### Objective
Count lines, not occurrences: report how many lines in the records hold the string "Μάριος", and nothing else.
◇ ◇ ◇ ◇ ◇
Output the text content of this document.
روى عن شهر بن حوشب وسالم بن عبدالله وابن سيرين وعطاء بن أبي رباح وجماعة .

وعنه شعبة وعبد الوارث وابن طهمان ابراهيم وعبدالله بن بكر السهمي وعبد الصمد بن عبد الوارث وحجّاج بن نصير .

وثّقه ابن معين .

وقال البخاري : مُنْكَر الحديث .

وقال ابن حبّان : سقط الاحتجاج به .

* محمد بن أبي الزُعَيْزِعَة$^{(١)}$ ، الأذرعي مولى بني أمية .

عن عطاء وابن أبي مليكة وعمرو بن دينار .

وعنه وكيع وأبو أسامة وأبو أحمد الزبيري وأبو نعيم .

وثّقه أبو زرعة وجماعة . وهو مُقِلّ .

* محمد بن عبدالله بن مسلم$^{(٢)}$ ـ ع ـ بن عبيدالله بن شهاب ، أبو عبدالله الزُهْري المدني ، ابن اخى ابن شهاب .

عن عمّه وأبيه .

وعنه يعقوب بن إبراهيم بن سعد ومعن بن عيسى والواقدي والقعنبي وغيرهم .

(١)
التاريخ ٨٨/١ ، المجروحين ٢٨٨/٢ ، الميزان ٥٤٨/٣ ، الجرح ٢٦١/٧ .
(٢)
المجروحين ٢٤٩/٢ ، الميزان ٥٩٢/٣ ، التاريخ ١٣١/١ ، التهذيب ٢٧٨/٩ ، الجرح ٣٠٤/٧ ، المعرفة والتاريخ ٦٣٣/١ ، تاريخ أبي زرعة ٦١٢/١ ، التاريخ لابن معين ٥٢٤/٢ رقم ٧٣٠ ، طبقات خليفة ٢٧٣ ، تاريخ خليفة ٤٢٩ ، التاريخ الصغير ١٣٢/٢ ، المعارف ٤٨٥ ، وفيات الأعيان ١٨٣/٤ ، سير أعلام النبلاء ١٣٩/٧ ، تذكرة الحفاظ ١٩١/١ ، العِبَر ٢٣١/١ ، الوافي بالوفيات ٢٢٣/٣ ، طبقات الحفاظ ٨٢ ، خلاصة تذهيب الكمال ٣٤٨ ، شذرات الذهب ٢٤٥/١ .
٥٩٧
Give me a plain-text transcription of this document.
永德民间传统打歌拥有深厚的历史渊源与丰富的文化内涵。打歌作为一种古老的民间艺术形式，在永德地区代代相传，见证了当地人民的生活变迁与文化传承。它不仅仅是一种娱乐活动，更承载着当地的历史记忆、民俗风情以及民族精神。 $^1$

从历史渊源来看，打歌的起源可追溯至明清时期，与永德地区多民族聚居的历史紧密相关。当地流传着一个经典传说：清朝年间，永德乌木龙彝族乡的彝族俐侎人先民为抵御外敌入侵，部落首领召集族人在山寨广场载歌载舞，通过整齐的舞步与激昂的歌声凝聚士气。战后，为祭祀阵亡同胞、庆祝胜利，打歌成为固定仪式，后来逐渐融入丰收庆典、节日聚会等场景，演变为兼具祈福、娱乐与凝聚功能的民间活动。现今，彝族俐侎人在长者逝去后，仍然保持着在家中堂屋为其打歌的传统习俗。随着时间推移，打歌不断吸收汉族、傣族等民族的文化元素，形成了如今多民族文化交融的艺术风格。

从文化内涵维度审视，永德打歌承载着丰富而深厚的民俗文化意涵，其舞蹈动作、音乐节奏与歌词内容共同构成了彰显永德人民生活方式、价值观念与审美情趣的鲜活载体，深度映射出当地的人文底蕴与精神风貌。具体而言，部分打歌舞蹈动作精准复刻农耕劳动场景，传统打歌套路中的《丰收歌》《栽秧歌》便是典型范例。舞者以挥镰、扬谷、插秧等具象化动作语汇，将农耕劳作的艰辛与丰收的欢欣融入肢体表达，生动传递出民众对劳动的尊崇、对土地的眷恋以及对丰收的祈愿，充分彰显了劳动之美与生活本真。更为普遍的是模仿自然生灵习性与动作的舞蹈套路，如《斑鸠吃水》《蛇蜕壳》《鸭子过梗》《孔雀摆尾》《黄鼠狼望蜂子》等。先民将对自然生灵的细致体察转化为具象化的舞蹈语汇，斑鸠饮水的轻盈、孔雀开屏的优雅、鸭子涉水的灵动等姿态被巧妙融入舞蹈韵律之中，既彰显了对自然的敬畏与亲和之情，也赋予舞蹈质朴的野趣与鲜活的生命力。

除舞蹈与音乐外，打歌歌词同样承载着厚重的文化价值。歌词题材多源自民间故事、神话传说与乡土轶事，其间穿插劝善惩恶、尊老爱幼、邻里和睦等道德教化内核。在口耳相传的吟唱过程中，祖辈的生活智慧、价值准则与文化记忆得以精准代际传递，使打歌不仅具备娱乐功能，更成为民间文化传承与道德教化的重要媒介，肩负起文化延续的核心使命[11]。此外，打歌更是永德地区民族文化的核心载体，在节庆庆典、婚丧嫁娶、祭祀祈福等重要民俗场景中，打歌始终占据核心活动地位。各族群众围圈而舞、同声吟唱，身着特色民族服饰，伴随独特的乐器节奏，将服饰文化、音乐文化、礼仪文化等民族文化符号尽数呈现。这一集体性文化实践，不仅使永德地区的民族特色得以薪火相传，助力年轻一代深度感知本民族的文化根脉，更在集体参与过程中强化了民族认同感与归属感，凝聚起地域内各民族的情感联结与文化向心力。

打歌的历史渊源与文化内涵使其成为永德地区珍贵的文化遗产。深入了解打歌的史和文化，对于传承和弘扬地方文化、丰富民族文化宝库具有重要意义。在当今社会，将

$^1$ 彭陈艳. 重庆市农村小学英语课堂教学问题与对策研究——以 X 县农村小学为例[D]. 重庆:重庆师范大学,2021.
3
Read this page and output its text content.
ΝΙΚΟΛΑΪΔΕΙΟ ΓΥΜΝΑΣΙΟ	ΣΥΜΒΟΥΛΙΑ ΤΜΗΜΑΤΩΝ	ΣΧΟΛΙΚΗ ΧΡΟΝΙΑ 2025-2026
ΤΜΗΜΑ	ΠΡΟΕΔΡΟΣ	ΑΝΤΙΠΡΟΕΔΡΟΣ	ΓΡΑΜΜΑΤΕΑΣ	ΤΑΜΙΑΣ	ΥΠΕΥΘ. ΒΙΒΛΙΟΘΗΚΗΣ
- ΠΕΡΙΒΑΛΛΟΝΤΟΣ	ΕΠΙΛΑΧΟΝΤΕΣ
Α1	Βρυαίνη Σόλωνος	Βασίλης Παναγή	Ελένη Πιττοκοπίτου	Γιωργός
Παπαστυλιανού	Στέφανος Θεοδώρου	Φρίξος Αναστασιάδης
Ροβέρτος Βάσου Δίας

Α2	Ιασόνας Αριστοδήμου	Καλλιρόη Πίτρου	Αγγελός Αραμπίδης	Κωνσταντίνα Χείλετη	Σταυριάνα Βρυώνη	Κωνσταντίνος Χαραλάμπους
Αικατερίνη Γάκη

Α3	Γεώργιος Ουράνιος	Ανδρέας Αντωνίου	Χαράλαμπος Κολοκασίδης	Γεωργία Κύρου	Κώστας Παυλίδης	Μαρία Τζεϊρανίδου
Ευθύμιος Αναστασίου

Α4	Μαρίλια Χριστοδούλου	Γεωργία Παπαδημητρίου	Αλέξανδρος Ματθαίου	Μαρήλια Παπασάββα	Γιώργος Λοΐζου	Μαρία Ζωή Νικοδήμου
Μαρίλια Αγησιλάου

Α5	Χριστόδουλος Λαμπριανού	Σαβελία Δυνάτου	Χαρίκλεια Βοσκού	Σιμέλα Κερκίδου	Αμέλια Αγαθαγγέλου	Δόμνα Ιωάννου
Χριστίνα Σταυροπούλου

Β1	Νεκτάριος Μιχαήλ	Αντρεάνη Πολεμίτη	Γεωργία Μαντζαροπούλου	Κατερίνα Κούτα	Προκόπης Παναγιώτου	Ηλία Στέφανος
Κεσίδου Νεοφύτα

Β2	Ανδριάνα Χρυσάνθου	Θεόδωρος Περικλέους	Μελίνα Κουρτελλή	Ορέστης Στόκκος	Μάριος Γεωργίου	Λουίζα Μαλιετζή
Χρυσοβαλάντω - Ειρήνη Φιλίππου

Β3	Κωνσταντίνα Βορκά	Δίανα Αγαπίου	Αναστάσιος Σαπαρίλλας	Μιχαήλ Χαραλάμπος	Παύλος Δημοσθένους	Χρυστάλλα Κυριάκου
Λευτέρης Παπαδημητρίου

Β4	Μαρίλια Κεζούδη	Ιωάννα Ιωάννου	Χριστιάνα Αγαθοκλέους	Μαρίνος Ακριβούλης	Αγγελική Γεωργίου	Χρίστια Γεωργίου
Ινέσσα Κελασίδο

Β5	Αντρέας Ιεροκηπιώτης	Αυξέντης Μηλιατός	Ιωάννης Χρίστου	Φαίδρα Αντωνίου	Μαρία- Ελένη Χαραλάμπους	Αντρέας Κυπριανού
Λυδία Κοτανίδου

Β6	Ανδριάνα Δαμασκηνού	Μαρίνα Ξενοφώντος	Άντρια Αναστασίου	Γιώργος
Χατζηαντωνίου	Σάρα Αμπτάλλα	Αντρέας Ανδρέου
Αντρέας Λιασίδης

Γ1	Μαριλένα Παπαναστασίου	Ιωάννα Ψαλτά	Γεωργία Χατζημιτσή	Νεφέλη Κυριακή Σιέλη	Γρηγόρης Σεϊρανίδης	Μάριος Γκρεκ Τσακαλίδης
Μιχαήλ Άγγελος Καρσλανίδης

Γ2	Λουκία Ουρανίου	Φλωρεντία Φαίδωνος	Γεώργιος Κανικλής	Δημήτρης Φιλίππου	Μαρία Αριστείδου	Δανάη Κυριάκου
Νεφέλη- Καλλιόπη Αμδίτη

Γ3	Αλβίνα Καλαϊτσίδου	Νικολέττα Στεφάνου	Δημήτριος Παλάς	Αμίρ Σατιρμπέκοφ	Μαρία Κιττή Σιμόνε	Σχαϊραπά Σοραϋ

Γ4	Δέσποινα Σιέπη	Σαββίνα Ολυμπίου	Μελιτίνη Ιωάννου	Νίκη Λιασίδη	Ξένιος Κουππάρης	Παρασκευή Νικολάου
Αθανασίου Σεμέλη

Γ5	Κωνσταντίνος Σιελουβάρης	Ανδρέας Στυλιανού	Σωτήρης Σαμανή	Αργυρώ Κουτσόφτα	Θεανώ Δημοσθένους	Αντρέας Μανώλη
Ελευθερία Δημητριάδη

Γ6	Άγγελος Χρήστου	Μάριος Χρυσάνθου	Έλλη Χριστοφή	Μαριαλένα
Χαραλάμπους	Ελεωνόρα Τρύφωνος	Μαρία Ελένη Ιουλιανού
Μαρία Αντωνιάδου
◇ ◇ ◇ ◇ ◇
### Response
3